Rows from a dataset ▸
>>

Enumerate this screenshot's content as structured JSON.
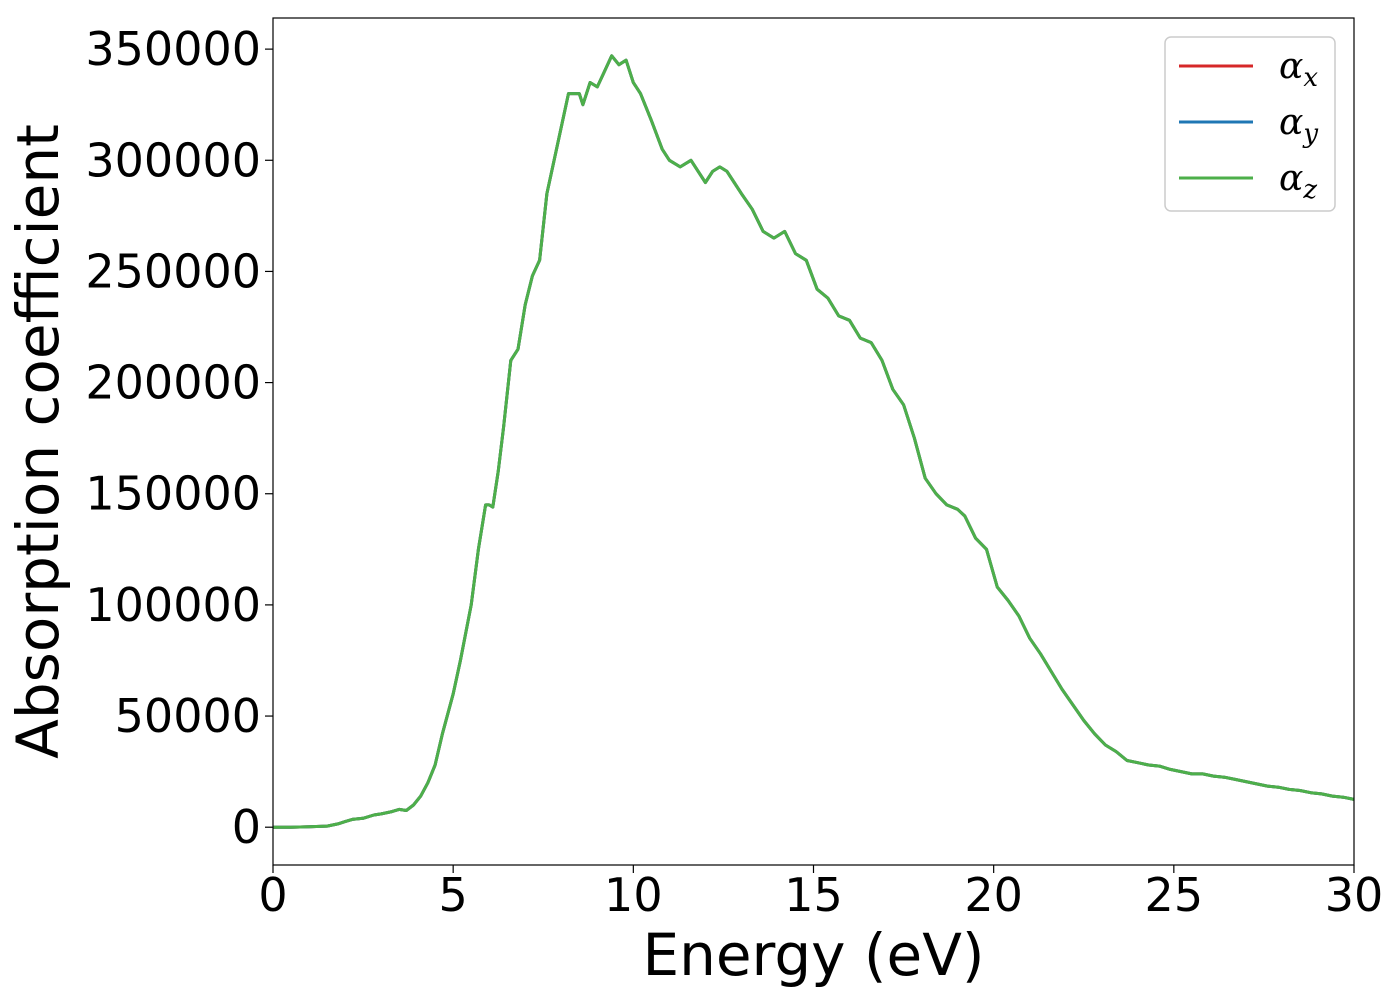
{
  "chart_data": {
    "type": "line",
    "title": "",
    "xlabel": "Energy (eV)",
    "ylabel": "Absorption coefficient",
    "xlim": [
      0,
      30
    ],
    "ylim": [
      -17000,
      364000
    ],
    "xticks": [
      0,
      5,
      10,
      15,
      20,
      25,
      30
    ],
    "xtick_labels": [
      "0",
      "5",
      "10",
      "15",
      "20",
      "25",
      "30"
    ],
    "yticks": [
      0,
      50000,
      100000,
      150000,
      200000,
      250000,
      300000,
      350000
    ],
    "ytick_labels": [
      "0",
      "50000",
      "100000",
      "150000",
      "200000",
      "250000",
      "300000",
      "350000"
    ],
    "grid": false,
    "legend_position": "top-right",
    "series": [
      {
        "name": "α",
        "sub": "x",
        "color": "#d62728"
      },
      {
        "name": "α",
        "sub": "y",
        "color": "#1f77b4"
      },
      {
        "name": "α",
        "sub": "z",
        "color": "#4daf4a"
      }
    ],
    "x": [
      0,
      0.5,
      1,
      1.5,
      1.8,
      2,
      2.2,
      2.5,
      2.8,
      3,
      3.3,
      3.5,
      3.7,
      3.9,
      4.1,
      4.3,
      4.5,
      4.7,
      5.0,
      5.2,
      5.5,
      5.7,
      5.9,
      6.0,
      6.1,
      6.25,
      6.4,
      6.6,
      6.8,
      7.0,
      7.2,
      7.4,
      7.6,
      7.8,
      8.0,
      8.2,
      8.4,
      8.5,
      8.6,
      8.8,
      9.0,
      9.2,
      9.4,
      9.6,
      9.8,
      10.0,
      10.2,
      10.5,
      10.8,
      11.0,
      11.3,
      11.6,
      11.8,
      12.0,
      12.2,
      12.4,
      12.6,
      12.8,
      13.0,
      13.3,
      13.6,
      13.9,
      14.2,
      14.5,
      14.8,
      15.1,
      15.4,
      15.7,
      16.0,
      16.3,
      16.6,
      16.9,
      17.2,
      17.5,
      17.8,
      18.1,
      18.4,
      18.7,
      19.0,
      19.2,
      19.5,
      19.8,
      20.1,
      20.4,
      20.7,
      21.0,
      21.3,
      21.6,
      21.9,
      22.2,
      22.5,
      22.8,
      23.1,
      23.4,
      23.7,
      24.0,
      24.3,
      24.6,
      24.9,
      25.2,
      25.5,
      25.8,
      26.1,
      26.4,
      26.7,
      27.0,
      27.3,
      27.6,
      27.9,
      28.2,
      28.5,
      28.8,
      29.1,
      29.4,
      29.7,
      30
    ],
    "y": [
      0,
      0,
      200,
      500,
      1500,
      2500,
      3500,
      4000,
      5500,
      6000,
      7000,
      8000,
      7500,
      10000,
      14000,
      20000,
      28000,
      42000,
      60000,
      75000,
      100000,
      125000,
      145000,
      145000,
      144000,
      160000,
      180000,
      210000,
      215000,
      235000,
      248000,
      255000,
      285000,
      300000,
      315000,
      330000,
      330000,
      330000,
      325000,
      335000,
      333000,
      340000,
      347000,
      343000,
      345000,
      335000,
      330000,
      318000,
      305000,
      300000,
      297000,
      300000,
      295000,
      290000,
      295000,
      297000,
      295000,
      290000,
      285000,
      278000,
      268000,
      265000,
      268000,
      258000,
      255000,
      242000,
      238000,
      230000,
      228000,
      220000,
      218000,
      210000,
      197000,
      190000,
      175000,
      157000,
      150000,
      145000,
      143000,
      140000,
      130000,
      125000,
      108000,
      102000,
      95000,
      85000,
      78000,
      70000,
      62000,
      55000,
      48000,
      42000,
      37000,
      34000,
      30000,
      29000,
      28000,
      27500,
      26000,
      25000,
      24000,
      24000,
      23000,
      22500,
      21500,
      20500,
      19500,
      18500,
      18000,
      17000,
      16500,
      15500,
      15000,
      14000,
      13500,
      12500
    ]
  }
}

<<

Aim of the exercise ▸
Look through the entries above and report each line where the string "color" occurs.

Answer to the exercise ▸
        "color": "#d62728"
        "color": "#1f77b4"
        "color": "#4daf4a"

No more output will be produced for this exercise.